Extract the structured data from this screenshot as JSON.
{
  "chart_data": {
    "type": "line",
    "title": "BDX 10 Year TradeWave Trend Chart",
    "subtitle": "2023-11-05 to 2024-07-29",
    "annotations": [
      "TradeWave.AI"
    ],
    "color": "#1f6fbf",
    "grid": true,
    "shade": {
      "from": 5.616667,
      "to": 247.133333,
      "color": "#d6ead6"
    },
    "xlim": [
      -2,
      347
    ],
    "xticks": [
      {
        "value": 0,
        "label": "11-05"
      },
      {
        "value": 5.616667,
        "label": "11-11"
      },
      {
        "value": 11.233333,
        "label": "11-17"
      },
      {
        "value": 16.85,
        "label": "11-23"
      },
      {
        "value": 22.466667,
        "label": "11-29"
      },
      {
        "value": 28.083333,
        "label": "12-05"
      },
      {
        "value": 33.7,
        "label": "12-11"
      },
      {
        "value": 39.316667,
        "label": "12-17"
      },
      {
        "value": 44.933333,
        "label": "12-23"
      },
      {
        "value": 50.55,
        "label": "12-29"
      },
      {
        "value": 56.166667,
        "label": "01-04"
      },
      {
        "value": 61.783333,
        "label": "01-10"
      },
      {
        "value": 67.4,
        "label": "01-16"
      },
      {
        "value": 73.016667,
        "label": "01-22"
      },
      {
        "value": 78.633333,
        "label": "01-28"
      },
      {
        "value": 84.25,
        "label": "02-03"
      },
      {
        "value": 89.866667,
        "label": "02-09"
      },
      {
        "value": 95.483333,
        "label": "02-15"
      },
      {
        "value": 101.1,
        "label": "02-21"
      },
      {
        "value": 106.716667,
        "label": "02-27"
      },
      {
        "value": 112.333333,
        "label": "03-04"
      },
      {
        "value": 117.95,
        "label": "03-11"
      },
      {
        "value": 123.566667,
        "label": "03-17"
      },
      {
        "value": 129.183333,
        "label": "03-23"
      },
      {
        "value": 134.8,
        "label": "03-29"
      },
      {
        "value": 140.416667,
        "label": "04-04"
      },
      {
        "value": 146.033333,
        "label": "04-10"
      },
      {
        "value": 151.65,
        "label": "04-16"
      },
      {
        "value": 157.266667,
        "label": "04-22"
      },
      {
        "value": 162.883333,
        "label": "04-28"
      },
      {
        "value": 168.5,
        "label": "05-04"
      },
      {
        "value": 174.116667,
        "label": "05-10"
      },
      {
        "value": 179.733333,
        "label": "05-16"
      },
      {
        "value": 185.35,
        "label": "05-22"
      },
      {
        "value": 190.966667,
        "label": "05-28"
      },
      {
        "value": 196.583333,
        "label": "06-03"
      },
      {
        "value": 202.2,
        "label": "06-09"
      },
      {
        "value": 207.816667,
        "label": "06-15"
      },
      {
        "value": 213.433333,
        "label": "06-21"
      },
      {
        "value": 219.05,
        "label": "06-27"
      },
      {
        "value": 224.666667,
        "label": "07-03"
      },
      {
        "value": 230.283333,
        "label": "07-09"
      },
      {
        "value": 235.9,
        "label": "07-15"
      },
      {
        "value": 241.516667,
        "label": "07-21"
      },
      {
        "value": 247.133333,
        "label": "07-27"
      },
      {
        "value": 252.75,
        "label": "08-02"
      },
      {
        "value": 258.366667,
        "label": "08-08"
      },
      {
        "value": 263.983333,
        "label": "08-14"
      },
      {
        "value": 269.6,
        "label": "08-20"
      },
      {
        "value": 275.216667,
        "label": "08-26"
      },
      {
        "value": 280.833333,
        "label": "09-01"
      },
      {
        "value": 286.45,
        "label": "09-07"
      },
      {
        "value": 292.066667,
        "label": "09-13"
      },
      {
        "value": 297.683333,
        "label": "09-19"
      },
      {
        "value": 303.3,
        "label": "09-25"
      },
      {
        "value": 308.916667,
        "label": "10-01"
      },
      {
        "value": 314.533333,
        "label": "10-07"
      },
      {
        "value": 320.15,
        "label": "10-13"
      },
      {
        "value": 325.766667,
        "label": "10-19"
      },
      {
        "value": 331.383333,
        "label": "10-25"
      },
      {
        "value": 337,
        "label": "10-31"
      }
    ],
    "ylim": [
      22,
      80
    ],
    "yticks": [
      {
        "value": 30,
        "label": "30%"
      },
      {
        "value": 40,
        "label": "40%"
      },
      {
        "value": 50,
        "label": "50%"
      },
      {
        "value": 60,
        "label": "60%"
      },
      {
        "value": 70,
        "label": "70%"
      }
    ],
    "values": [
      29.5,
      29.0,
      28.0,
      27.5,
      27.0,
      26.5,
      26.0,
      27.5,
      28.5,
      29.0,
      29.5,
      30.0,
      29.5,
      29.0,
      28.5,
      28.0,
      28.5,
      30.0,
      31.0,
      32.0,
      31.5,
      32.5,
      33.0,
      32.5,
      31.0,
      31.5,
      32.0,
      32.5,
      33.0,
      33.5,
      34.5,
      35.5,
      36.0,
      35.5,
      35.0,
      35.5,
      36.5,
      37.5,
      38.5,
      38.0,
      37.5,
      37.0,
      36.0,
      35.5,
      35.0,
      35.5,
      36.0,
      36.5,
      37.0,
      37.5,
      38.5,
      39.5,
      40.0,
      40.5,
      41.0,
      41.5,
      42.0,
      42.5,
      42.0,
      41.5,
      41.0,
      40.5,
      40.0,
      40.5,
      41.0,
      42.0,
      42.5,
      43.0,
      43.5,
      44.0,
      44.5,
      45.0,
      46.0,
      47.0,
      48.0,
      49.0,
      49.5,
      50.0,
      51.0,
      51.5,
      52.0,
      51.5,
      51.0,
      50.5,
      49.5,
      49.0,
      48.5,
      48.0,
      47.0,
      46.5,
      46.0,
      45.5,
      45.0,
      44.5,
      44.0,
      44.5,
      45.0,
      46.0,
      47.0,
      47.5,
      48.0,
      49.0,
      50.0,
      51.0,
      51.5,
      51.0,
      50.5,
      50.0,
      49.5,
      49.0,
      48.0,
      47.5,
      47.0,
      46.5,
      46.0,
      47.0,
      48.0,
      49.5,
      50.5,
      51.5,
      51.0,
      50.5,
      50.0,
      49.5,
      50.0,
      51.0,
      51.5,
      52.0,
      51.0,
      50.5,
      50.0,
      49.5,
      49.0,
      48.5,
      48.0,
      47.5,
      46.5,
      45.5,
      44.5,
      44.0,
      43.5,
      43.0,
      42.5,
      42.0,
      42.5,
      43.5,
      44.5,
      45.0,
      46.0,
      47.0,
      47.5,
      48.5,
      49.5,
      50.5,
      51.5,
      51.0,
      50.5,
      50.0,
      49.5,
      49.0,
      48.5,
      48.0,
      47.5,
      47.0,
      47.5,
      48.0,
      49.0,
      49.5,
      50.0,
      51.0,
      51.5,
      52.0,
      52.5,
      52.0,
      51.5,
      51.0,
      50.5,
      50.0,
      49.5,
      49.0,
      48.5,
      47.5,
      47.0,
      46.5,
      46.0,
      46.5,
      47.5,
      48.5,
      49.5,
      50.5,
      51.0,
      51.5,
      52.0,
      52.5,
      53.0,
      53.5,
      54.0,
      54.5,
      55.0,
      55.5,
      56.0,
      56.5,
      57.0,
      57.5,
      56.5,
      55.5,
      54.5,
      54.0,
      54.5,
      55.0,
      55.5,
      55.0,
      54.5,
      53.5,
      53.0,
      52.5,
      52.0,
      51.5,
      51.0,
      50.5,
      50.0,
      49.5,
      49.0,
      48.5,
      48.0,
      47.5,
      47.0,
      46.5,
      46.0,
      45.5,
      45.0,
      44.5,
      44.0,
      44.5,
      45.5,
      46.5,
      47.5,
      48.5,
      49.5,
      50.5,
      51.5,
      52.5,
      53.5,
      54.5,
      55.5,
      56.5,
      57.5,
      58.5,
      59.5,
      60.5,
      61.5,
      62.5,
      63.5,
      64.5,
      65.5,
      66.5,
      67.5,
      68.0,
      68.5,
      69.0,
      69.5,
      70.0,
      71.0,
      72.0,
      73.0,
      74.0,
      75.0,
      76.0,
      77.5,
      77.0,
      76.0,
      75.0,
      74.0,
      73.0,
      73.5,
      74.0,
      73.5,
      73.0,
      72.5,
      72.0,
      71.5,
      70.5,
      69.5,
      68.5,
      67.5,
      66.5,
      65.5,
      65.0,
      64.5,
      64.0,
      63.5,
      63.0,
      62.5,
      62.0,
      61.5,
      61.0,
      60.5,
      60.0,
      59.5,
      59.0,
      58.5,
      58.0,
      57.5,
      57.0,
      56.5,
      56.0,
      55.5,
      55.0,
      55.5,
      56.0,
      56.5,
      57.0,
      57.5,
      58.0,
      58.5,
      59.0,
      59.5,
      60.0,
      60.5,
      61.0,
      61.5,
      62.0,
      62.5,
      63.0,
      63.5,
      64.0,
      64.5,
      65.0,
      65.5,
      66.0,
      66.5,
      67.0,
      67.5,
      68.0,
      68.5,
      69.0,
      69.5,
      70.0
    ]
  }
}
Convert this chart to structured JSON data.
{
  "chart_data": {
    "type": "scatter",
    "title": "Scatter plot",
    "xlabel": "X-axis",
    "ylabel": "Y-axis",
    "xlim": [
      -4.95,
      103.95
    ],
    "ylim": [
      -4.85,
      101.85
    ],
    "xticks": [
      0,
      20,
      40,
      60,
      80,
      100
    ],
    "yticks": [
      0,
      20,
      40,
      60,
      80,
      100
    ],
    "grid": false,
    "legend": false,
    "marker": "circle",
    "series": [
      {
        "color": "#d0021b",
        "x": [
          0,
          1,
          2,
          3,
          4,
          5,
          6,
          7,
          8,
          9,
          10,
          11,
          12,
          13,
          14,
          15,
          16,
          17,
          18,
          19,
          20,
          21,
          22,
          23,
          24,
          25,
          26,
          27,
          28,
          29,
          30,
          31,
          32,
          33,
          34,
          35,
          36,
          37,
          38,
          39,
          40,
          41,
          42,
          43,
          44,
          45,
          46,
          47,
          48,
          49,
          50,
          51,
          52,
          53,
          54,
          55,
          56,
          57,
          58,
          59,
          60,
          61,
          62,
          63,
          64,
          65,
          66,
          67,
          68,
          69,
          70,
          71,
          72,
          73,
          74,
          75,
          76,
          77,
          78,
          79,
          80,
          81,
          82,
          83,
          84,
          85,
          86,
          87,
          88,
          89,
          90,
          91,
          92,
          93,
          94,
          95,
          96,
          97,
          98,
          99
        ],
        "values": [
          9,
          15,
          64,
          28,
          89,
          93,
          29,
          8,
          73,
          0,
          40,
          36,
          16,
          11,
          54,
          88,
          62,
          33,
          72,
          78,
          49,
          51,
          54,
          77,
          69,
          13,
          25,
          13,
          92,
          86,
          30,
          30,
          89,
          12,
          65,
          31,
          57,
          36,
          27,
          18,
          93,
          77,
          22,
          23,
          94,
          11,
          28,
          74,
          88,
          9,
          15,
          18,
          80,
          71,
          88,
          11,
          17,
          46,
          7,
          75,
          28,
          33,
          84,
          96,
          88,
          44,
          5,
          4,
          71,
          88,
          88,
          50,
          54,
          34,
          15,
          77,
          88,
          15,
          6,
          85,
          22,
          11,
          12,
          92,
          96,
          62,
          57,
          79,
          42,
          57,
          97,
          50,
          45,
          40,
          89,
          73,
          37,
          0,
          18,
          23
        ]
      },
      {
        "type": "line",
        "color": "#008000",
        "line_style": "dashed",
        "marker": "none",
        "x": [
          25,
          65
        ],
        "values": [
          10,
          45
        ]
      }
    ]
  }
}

------------

EXERCISE » Copy each line that holds the word "TradeWave".

TASK SOLUTION »
    "title": "BDX 10 Year TradeWave Trend Chart",
      "TradeWave.AI"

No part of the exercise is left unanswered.